(Records from a collection of figures)
[BEGIN]
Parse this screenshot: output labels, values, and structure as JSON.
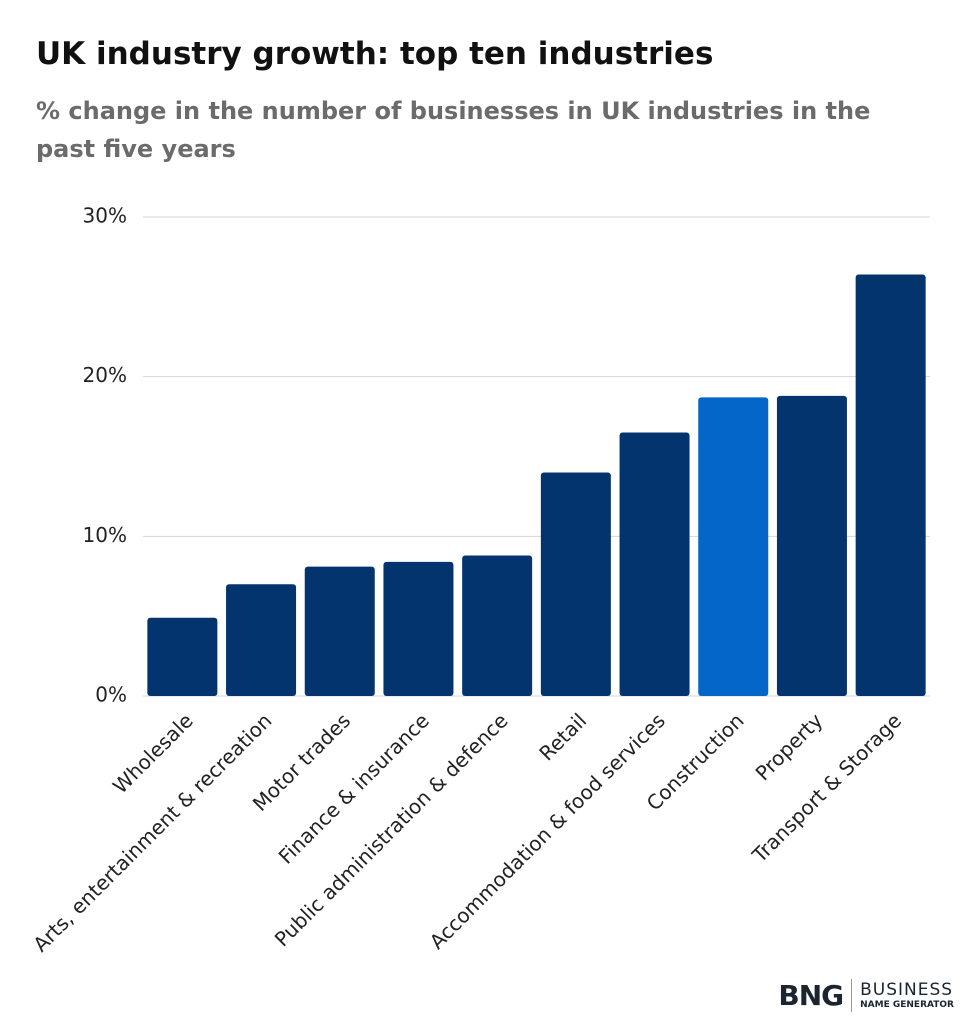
{
  "chart_data": {
    "type": "bar",
    "title": "UK industry growth: top ten industries",
    "subtitle": "% change in the number of businesses in UK industries in the past five years",
    "categories": [
      "Wholesale",
      "Arts, entertainment & recreation",
      "Motor trades",
      "Finance & insurance",
      "Public administration & defence",
      "Retail",
      "Accommodation & food services",
      "Construction",
      "Property",
      "Transport & Storage"
    ],
    "values": [
      4.9,
      7.0,
      8.1,
      8.4,
      8.8,
      14.0,
      16.5,
      18.7,
      18.8,
      26.4
    ],
    "colors": [
      "#03346e",
      "#03346e",
      "#03346e",
      "#03346e",
      "#03346e",
      "#03346e",
      "#03346e",
      "#0466c8",
      "#03346e",
      "#03346e"
    ],
    "ylim": [
      0,
      30
    ],
    "yticks": [
      {
        "value": 0,
        "label": "0%"
      },
      {
        "value": 10,
        "label": "10%"
      },
      {
        "value": 20,
        "label": "20%"
      },
      {
        "value": 30,
        "label": "30%"
      }
    ],
    "grid": true
  },
  "logo": {
    "mark": "BNG",
    "line1": "BUSINESS",
    "line2": "NAME GENERATOR"
  }
}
[END]
*Brief:*
Using the material above, retype each entry exactly and omit the pictures.

*Exercise answer:*
Parse this screenshot: output labels, values, and structure as JSON.
{
  "chart_data": {
    "type": "bar",
    "title": "UK industry growth: top ten industries",
    "subtitle": "% change in the number of businesses in UK industries in the past five years",
    "categories": [
      "Wholesale",
      "Arts, entertainment & recreation",
      "Motor trades",
      "Finance & insurance",
      "Public administration & defence",
      "Retail",
      "Accommodation & food services",
      "Construction",
      "Property",
      "Transport & Storage"
    ],
    "values": [
      4.9,
      7.0,
      8.1,
      8.4,
      8.8,
      14.0,
      16.5,
      18.7,
      18.8,
      26.4
    ],
    "colors": [
      "#03346e",
      "#03346e",
      "#03346e",
      "#03346e",
      "#03346e",
      "#03346e",
      "#03346e",
      "#0466c8",
      "#03346e",
      "#03346e"
    ],
    "ylim": [
      0,
      30
    ],
    "yticks": [
      {
        "value": 0,
        "label": "0%"
      },
      {
        "value": 10,
        "label": "10%"
      },
      {
        "value": 20,
        "label": "20%"
      },
      {
        "value": 30,
        "label": "30%"
      }
    ],
    "grid": true
  },
  "logo": {
    "mark": "BNG",
    "line1": "BUSINESS",
    "line2": "NAME GENERATOR"
  }
}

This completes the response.